Write out each entry, exactly the way it appears.

Recorded data
____

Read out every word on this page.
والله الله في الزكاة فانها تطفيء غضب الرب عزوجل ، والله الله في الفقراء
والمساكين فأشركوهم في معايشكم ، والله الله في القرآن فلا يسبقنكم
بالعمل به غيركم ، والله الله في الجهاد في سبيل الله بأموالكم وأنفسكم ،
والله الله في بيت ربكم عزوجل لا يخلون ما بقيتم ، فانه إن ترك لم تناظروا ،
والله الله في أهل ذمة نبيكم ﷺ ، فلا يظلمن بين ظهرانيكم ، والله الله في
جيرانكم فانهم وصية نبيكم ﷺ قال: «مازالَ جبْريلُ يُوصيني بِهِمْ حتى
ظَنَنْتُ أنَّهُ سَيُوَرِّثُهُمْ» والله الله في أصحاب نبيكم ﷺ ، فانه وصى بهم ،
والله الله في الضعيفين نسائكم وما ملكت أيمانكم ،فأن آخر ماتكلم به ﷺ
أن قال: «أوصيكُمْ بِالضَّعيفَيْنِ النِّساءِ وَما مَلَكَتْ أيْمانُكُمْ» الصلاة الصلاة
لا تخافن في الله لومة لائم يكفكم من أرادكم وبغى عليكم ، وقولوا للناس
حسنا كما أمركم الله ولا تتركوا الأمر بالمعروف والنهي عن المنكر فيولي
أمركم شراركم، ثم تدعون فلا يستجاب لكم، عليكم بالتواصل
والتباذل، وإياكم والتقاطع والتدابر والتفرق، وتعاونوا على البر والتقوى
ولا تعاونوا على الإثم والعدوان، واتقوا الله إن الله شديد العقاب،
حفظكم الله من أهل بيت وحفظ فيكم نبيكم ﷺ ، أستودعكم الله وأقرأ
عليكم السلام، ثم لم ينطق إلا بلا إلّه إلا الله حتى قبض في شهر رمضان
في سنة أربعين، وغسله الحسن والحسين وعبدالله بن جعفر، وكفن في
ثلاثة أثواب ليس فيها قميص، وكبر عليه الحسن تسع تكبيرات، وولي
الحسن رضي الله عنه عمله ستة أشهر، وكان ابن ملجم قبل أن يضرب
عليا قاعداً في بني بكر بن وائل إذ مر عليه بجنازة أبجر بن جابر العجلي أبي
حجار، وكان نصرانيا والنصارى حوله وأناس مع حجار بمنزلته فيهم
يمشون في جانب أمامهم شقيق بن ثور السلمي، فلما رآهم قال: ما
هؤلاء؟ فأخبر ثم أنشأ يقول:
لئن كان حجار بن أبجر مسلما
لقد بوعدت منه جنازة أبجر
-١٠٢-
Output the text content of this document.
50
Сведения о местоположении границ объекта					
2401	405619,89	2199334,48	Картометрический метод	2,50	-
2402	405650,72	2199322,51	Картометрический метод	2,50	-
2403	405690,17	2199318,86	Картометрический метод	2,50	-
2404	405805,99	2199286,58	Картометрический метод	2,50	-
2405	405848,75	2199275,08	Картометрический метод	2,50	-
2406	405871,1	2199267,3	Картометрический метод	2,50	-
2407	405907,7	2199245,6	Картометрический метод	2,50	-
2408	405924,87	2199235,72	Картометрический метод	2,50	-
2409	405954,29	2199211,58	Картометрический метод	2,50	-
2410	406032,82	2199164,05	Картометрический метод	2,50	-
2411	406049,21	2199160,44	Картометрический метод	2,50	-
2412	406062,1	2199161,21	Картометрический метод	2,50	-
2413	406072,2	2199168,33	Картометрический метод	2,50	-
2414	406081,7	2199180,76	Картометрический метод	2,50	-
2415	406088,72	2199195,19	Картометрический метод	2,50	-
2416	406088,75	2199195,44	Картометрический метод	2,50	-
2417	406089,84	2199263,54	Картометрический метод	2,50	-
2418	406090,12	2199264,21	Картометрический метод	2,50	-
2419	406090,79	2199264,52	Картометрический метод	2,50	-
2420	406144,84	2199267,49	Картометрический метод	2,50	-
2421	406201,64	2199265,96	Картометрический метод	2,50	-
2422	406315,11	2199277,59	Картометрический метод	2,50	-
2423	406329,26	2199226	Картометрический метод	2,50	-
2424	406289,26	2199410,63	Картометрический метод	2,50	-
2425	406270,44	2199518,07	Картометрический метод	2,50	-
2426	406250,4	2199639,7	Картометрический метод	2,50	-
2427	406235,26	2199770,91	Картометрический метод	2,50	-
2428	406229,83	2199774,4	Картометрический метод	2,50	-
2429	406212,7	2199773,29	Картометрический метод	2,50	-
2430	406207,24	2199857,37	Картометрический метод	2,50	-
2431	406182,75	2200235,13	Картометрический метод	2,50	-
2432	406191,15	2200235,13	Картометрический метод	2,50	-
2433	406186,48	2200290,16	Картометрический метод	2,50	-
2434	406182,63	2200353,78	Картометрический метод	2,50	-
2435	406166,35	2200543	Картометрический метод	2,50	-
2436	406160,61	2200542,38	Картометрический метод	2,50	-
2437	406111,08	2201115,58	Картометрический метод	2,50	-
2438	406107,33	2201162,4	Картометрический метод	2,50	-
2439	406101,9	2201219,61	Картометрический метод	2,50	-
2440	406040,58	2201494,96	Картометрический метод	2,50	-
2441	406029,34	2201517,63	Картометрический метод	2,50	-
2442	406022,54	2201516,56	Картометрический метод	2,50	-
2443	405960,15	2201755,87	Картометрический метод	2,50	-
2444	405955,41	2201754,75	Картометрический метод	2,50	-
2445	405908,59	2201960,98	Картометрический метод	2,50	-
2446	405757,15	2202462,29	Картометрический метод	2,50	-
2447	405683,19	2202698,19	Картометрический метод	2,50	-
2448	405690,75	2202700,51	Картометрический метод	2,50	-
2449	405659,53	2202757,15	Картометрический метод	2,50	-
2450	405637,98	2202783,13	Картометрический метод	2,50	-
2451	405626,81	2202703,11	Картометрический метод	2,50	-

____

● **THE COMPLETED TASK**
Read out every word on this page.
والله الله في الزكاة فانها تطفيء غضب الرب عزوجل ، والله الله في الفقراء
والمساكين فأشركوهم في معايشكم ، والله الله في القرآن فلا يسبقنكم
بالعمل به غيركم ، والله الله في الجهاد في سبيل الله بأموالكم وأنفسكم ،
والله الله في بيت ربكم عزوجل لا يخلون ما بقيتم ، فانه إن ترك لم تناظروا ،
والله الله في أهل ذمة نبيكم ﷺ ، فلا يظلمن بين ظهرانيكم ، والله الله في
جيرانكم فانهم وصية نبيكم ﷺ قال: «مازالَ جبْريلُ يُوصيني بِهِمْ حتى
ظَنَنْتُ أنَّهُ سَيُوَرِّثُهُمْ» والله الله في أصحاب نبيكم ﷺ ، فانه وصى بهم ،
والله الله في الضعيفين نسائكم وما ملكت أيمانكم ،فأن آخر ماتكلم به ﷺ
أن قال: «أوصيكُمْ بِالضَّعيفَيْنِ النِّساءِ وَما مَلَكَتْ أيْمانُكُمْ» الصلاة الصلاة
لا تخافن في الله لومة لائم يكفكم من أرادكم وبغى عليكم ، وقولوا للناس
حسنا كما أمركم الله ولا تتركوا الأمر بالمعروف والنهي عن المنكر فيولي
أمركم شراركم، ثم تدعون فلا يستجاب لكم، عليكم بالتواصل
والتباذل، وإياكم والتقاطع والتدابر والتفرق، وتعاونوا على البر والتقوى
ولا تعاونوا على الإثم والعدوان، واتقوا الله إن الله شديد العقاب،
حفظكم الله من أهل بيت وحفظ فيكم نبيكم ﷺ ، أستودعكم الله وأقرأ
عليكم السلام، ثم لم ينطق إلا بلا إلّه إلا الله حتى قبض في شهر رمضان
في سنة أربعين، وغسله الحسن والحسين وعبدالله بن جعفر، وكفن في
ثلاثة أثواب ليس فيها قميص، وكبر عليه الحسن تسع تكبيرات، وولي
الحسن رضي الله عنه عمله ستة أشهر، وكان ابن ملجم قبل أن يضرب
عليا قاعداً في بني بكر بن وائل إذ مر عليه بجنازة أبجر بن جابر العجلي أبي
حجار، وكان نصرانيا والنصارى حوله وأناس مع حجار بمنزلته فيهم
يمشون في جانب أمامهم شقيق بن ثور السلمي، فلما رآهم قال: ما
هؤلاء؟ فأخبر ثم أنشأ يقول:
لئن كان حجار بن أبجر مسلما
لقد بوعدت منه جنازة أبجر
-١٠٢-
Output the text content of this document.
50
Сведения о местоположении границ объекта					
2401	405619,89	2199334,48	Картометрический метод	2,50	-
2402	405650,72	2199322,51	Картометрический метод	2,50	-
2403	405690,17	2199318,86	Картометрический метод	2,50	-
2404	405805,99	2199286,58	Картометрический метод	2,50	-
2405	405848,75	2199275,08	Картометрический метод	2,50	-
2406	405871,1	2199267,3	Картометрический метод	2,50	-
2407	405907,7	2199245,6	Картометрический метод	2,50	-
2408	405924,87	2199235,72	Картометрический метод	2,50	-
2409	405954,29	2199211,58	Картометрический метод	2,50	-
2410	406032,82	2199164,05	Картометрический метод	2,50	-
2411	406049,21	2199160,44	Картометрический метод	2,50	-
2412	406062,1	2199161,21	Картометрический метод	2,50	-
2413	406072,2	2199168,33	Картометрический метод	2,50	-
2414	406081,7	2199180,76	Картометрический метод	2,50	-
2415	406088,72	2199195,19	Картометрический метод	2,50	-
2416	406088,75	2199195,44	Картометрический метод	2,50	-
2417	406089,84	2199263,54	Картометрический метод	2,50	-
2418	406090,12	2199264,21	Картометрический метод	2,50	-
2419	406090,79	2199264,52	Картометрический метод	2,50	-
2420	406144,84	2199267,49	Картометрический метод	2,50	-
2421	406201,64	2199265,96	Картометрический метод	2,50	-
2422	406315,11	2199277,59	Картометрический метод	2,50	-
2423	406329,26	2199226	Картометрический метод	2,50	-
2424	406289,26	2199410,63	Картометрический метод	2,50	-
2425	406270,44	2199518,07	Картометрический метод	2,50	-
2426	406250,4	2199639,7	Картометрический метод	2,50	-
2427	406235,26	2199770,91	Картометрический метод	2,50	-
2428	406229,83	2199774,4	Картометрический метод	2,50	-
2429	406212,7	2199773,29	Картометрический метод	2,50	-
2430	406207,24	2199857,37	Картометрический метод	2,50	-
2431	406182,75	2200235,13	Картометрический метод	2,50	-
2432	406191,15	2200235,13	Картометрический метод	2,50	-
2433	406186,48	2200290,16	Картометрический метод	2,50	-
2434	406182,63	2200353,78	Картометрический метод	2,50	-
2435	406166,35	2200543	Картометрический метод	2,50	-
2436	406160,61	2200542,38	Картометрический метод	2,50	-
2437	406111,08	2201115,58	Картометрический метод	2,50	-
2438	406107,33	2201162,4	Картометрический метод	2,50	-
2439	406101,9	2201219,61	Картометрический метод	2,50	-
2440	406040,58	2201494,96	Картометрический метод	2,50	-
2441	406029,34	2201517,63	Картометрический метод	2,50	-
2442	406022,54	2201516,56	Картометрический метод	2,50	-
2443	405960,15	2201755,87	Картометрический метод	2,50	-
2444	405955,41	2201754,75	Картометрический метод	2,50	-
2445	405908,59	2201960,98	Картометрический метод	2,50	-
2446	405757,15	2202462,29	Картометрический метод	2,50	-
2447	405683,19	2202698,19	Картометрический метод	2,50	-
2448	405690,75	2202700,51	Картометрический метод	2,50	-
2449	405659,53	2202757,15	Картометрический метод	2,50	-
2450	405637,98	2202783,13	Картометрический метод	2,50	-
2451	405626,81	2202703,11	Картометрический метод	2,50	-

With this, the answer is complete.